* _Records provided_:
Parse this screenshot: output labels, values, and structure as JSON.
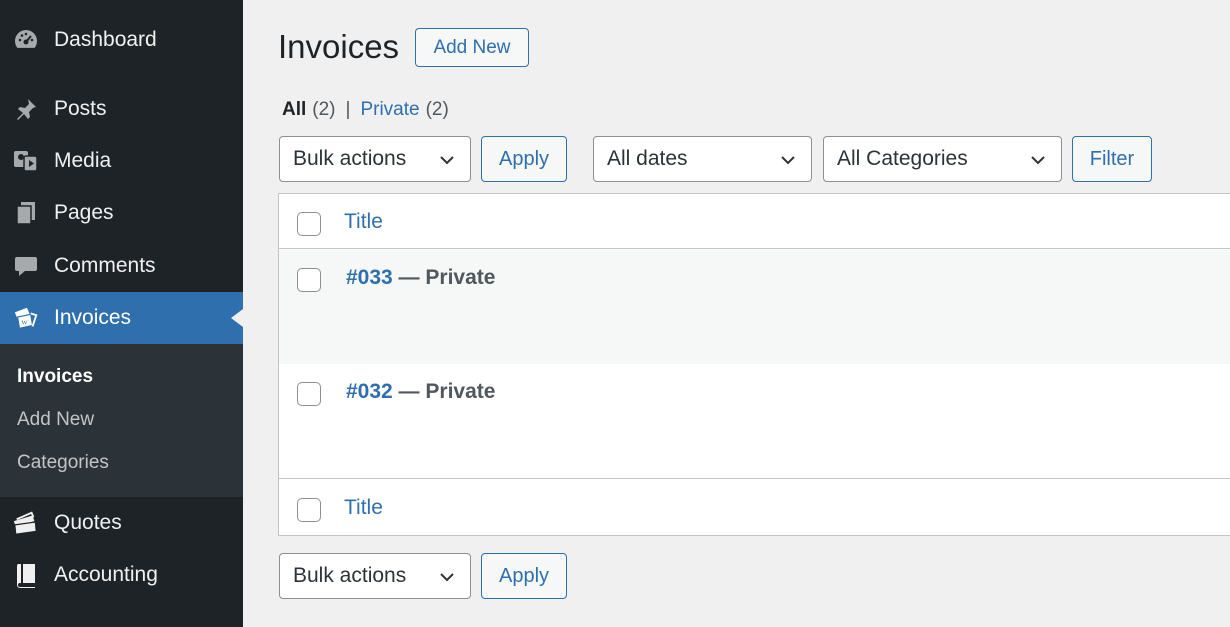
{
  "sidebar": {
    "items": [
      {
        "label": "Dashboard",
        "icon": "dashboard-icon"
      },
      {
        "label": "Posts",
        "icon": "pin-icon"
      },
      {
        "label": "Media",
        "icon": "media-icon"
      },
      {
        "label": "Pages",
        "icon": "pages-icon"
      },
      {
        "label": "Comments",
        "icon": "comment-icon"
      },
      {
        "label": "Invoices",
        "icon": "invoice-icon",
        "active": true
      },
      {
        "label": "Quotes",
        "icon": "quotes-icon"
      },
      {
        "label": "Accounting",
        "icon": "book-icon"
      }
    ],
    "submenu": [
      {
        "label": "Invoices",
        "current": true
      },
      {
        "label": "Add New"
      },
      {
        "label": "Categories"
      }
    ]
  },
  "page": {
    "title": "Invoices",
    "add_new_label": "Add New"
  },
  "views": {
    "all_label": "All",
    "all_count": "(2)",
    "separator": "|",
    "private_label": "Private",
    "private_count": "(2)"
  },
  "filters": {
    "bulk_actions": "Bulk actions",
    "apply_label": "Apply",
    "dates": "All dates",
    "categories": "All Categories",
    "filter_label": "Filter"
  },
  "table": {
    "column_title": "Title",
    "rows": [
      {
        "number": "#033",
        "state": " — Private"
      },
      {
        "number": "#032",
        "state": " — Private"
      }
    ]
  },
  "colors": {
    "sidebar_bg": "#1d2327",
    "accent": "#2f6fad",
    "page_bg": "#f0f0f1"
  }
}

* * *

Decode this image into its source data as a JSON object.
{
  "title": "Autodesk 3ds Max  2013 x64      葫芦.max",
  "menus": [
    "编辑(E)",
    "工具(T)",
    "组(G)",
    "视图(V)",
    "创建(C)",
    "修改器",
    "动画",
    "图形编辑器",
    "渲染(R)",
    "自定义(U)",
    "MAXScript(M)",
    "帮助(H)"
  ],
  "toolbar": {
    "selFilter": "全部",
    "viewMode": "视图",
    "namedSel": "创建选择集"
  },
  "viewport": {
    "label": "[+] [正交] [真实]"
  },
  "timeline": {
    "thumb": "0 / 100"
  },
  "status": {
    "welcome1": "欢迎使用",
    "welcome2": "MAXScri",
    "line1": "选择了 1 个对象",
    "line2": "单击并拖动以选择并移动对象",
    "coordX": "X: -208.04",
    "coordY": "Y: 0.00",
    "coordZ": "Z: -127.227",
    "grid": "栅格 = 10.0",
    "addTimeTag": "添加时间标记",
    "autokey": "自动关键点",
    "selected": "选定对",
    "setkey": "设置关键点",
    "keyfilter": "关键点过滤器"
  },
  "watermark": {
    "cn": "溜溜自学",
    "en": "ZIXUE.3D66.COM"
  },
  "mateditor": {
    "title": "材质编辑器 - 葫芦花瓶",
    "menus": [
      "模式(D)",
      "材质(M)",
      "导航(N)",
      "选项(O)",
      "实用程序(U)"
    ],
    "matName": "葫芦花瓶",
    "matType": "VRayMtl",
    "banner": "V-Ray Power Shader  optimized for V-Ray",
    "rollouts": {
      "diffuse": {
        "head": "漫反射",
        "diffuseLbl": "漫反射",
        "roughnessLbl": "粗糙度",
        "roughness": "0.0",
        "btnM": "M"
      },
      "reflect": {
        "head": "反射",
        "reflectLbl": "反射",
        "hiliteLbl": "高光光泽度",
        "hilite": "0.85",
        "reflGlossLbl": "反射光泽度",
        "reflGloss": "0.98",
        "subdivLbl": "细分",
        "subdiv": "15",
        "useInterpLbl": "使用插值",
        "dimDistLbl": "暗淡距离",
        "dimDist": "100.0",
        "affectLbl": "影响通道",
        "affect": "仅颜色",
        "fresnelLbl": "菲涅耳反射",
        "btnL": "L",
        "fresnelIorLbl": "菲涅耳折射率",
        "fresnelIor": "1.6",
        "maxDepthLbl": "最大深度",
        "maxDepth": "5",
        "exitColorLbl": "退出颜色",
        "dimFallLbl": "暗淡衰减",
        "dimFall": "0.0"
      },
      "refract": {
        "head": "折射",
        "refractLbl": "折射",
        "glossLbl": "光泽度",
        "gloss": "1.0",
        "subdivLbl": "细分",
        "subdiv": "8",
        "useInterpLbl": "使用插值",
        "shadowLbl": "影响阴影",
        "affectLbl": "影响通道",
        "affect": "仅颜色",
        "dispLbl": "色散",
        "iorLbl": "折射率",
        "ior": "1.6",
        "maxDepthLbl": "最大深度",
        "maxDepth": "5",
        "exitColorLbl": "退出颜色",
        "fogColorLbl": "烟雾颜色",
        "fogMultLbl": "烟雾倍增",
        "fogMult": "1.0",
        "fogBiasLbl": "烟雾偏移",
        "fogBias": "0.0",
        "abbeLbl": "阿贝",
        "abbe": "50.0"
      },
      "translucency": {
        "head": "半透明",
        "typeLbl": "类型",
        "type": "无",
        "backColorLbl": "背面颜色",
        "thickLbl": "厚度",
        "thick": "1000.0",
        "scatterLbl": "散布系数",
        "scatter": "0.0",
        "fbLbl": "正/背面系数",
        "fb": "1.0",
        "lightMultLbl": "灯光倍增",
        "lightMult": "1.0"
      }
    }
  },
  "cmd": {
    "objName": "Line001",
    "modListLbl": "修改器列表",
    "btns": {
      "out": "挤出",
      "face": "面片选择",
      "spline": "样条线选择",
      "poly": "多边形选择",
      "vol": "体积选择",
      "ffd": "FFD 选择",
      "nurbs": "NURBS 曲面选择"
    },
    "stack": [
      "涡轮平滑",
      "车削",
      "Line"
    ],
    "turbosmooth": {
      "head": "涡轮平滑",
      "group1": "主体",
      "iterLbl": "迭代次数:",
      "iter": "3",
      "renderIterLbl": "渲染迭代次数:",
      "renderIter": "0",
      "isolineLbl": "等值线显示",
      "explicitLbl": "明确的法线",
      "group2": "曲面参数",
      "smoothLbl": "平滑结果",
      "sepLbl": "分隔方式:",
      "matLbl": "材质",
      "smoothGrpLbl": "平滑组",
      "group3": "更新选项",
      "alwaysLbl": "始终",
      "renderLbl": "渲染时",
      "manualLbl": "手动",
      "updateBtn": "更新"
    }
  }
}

* _Exercise task_: All lines holding the word "icon" should be picked out and copied.

* _Written solution_:
        "icon": "dashboard-icon"
        "icon": "pin-icon"
        "icon": "media-icon"
        "icon": "pages-icon"
        "icon": "comment-icon"
        "icon": "invoice-icon",
        "icon": "quotes-icon"
        "icon": "book-icon"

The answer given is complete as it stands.